Output each entry verbatim and exclude every picture from it.

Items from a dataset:

···

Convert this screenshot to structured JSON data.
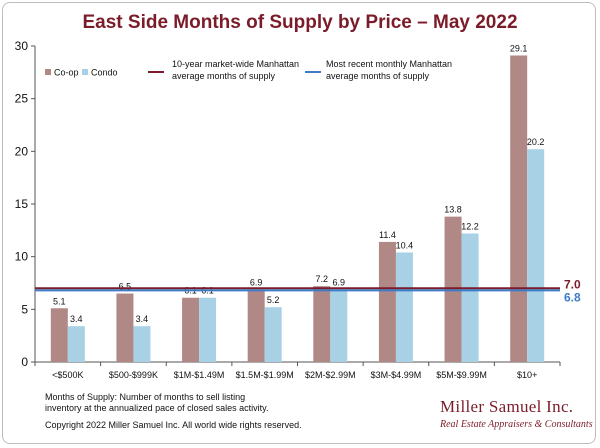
{
  "chart_data": {
    "type": "bar",
    "title": "East Side Months of Supply by Price – May 2022",
    "categories": [
      "<$500K",
      "$500-$999K",
      "$1M-$1.49M",
      "$1.5M-$1.99M",
      "$2M-$2.99M",
      "$3M-$4.99M",
      "$5M-$9.99M",
      "$10+"
    ],
    "series": [
      {
        "name": "Co-op",
        "color": "#b08885",
        "values": [
          5.1,
          6.5,
          6.1,
          6.9,
          7.2,
          11.4,
          13.8,
          29.1
        ],
        "labels": [
          "5.1",
          "6.5",
          "6.1",
          "6.9",
          "7.2",
          "11.4",
          "13.8",
          "29.1"
        ]
      },
      {
        "name": "Condo",
        "color": "#a9d1e6",
        "values": [
          3.4,
          3.4,
          6.1,
          5.2,
          6.9,
          10.4,
          12.2,
          20.2
        ],
        "labels": [
          "3.4",
          "3.4",
          "6.1",
          "5.2",
          "6.9",
          "10.4",
          "12.2",
          "20.2"
        ]
      }
    ],
    "ylim": [
      0,
      30
    ],
    "yticks": [
      "0",
      "5",
      "10",
      "15",
      "20",
      "25",
      "30"
    ],
    "reference_lines": [
      {
        "name": "10-year market-wide Manhattan average months of supply",
        "legend_line1": "10-year  market-wide Manhattan",
        "legend_line2": "average months of supply",
        "value": 7.0,
        "label": "7.0",
        "color": "#7b1c2a"
      },
      {
        "name": "Most recent monthly Manhattan average months of supply",
        "legend_line1": "Most recent monthly Manhattan",
        "legend_line2": "average months of supply",
        "value": 6.8,
        "label": "6.8",
        "color": "#3d7cc9"
      }
    ],
    "grid": false
  },
  "footnote": {
    "line1": "Months of Supply: Number of months to sell listing",
    "line2": "inventory at the annualized pace of closed sales activity.",
    "copyright": "Copyright 2022 Miller Samuel Inc.  All world wide rights reserved."
  },
  "logo": {
    "name": "Miller Samuel Inc.",
    "tagline": "Real Estate Appraisers & Consultants"
  }
}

···

WRITTEN RESPONSE:
Convert this screenshot to structured JSON data.
{
  "chart_data": {
    "type": "bar",
    "title": "East Side Months of Supply by Price – May 2022",
    "categories": [
      "<$500K",
      "$500-$999K",
      "$1M-$1.49M",
      "$1.5M-$1.99M",
      "$2M-$2.99M",
      "$3M-$4.99M",
      "$5M-$9.99M",
      "$10+"
    ],
    "series": [
      {
        "name": "Co-op",
        "color": "#b08885",
        "values": [
          5.1,
          6.5,
          6.1,
          6.9,
          7.2,
          11.4,
          13.8,
          29.1
        ],
        "labels": [
          "5.1",
          "6.5",
          "6.1",
          "6.9",
          "7.2",
          "11.4",
          "13.8",
          "29.1"
        ]
      },
      {
        "name": "Condo",
        "color": "#a9d1e6",
        "values": [
          3.4,
          3.4,
          6.1,
          5.2,
          6.9,
          10.4,
          12.2,
          20.2
        ],
        "labels": [
          "3.4",
          "3.4",
          "6.1",
          "5.2",
          "6.9",
          "10.4",
          "12.2",
          "20.2"
        ]
      }
    ],
    "ylim": [
      0,
      30
    ],
    "yticks": [
      "0",
      "5",
      "10",
      "15",
      "20",
      "25",
      "30"
    ],
    "reference_lines": [
      {
        "name": "10-year market-wide Manhattan average months of supply",
        "legend_line1": "10-year  market-wide Manhattan",
        "legend_line2": "average months of supply",
        "value": 7.0,
        "label": "7.0",
        "color": "#7b1c2a"
      },
      {
        "name": "Most recent monthly Manhattan average months of supply",
        "legend_line1": "Most recent monthly Manhattan",
        "legend_line2": "average months of supply",
        "value": 6.8,
        "label": "6.8",
        "color": "#3d7cc9"
      }
    ],
    "grid": false
  },
  "footnote": {
    "line1": "Months of Supply: Number of months to sell listing",
    "line2": "inventory at the annualized pace of closed sales activity.",
    "copyright": "Copyright 2022 Miller Samuel Inc.  All world wide rights reserved."
  },
  "logo": {
    "name": "Miller Samuel Inc.",
    "tagline": "Real Estate Appraisers & Consultants"
  }
}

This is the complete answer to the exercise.